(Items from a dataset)
[START]
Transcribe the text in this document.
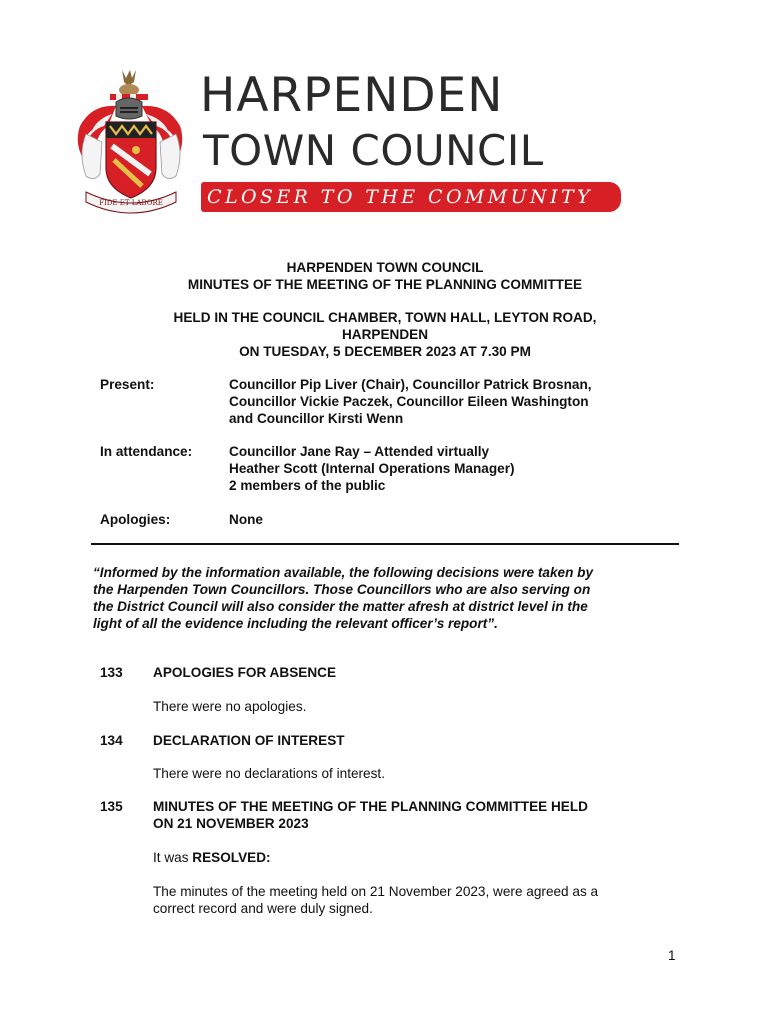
FIDE ET LABORE
HARPENDEN
TOWN COUNCIL
CLOSER TO THE COMMUNITY
HARPENDEN TOWN COUNCIL
MINUTES OF THE MEETING OF THE PLANNING COMMITTEE
HELD IN THE COUNCIL CHAMBER, TOWN HALL, LEYTON ROAD,
HARPENDEN
ON TUESDAY, 5 DECEMBER 2023 AT 7.30 PM
Present:	Councillor Pip Liver (Chair), Councillor Patrick Brosnan,
Councillor Vickie Paczek, Councillor Eileen Washington
and Councillor Kirsti Wenn
In attendance:	Councillor Jane Ray – Attended virtually
Heather Scott (Internal Operations Manager)
2 members of the public
Apologies:	None
“Informed by the information available, the following decisions were taken by
the Harpenden Town Councillors. Those Councillors who are also serving on
the District Council will also consider the matter afresh at district level in the
light of all the evidence including the relevant officer’s report”.
133 APOLOGIES FOR ABSENCE
There were no apologies.
134 DECLARATION OF INTEREST
There were no declarations of interest.
135 MINUTES OF THE MEETING OF THE PLANNING COMMITTEE HELD
ON 21 NOVEMBER 2023
It was RESOLVED:
The minutes of the meeting held on 21 November 2023, were agreed as a
correct record and were duly signed.
1
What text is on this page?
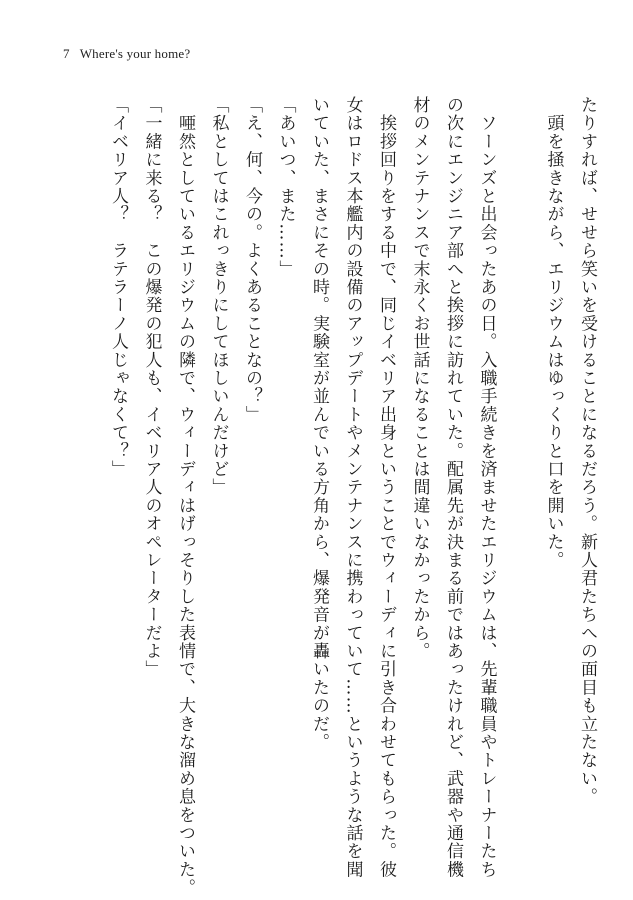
7 Where's your home?
たりすれば、せせら笑いを受けることになるだろう。新人君たちへの面目も立たない。
　頭を掻きながら、エリジウムはゆっくりと口を開いた。
　ソーンズと出会ったあの日。入職手続きを済ませたエリジウムは、先輩職員やトレーナーたち
の次にエンジニア部へと挨拶に訪れていた。配属先が決まる前ではあったけれど、武器や通信機
材のメンテナンスで末永くお世話になることは間違いなかったから。
　挨拶回りをする中で、同じイベリア出身ということでウィーディに引き合わせてもらった。彼
女はロドス本艦内の設備のアップデートやメンテナンスに携わっていて……というような話を聞
いていた、まさにその時。実験室が並んでいる方角から、爆発音が轟いたのだ。
「あいつ、また……」
「え、何、今の。よくあることなの？」
「私としてはこれっきりにしてほしいんだけど」
　唖然としているエリジウムの隣で、ウィーディはげっそりした表情で、大きな溜め息をついた。
「一緒に来る？　この爆発の犯人も、イベリア人のオペレーターだよ」
「イベリア人？　ラテラーノ人じゃなくて？」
[END]
→ **What is being asked**
Lines that hold "text" are the ones to copy; find all of them.

→ **Answer for this exercise**
Transcribe the text in this document.
What text is on this page?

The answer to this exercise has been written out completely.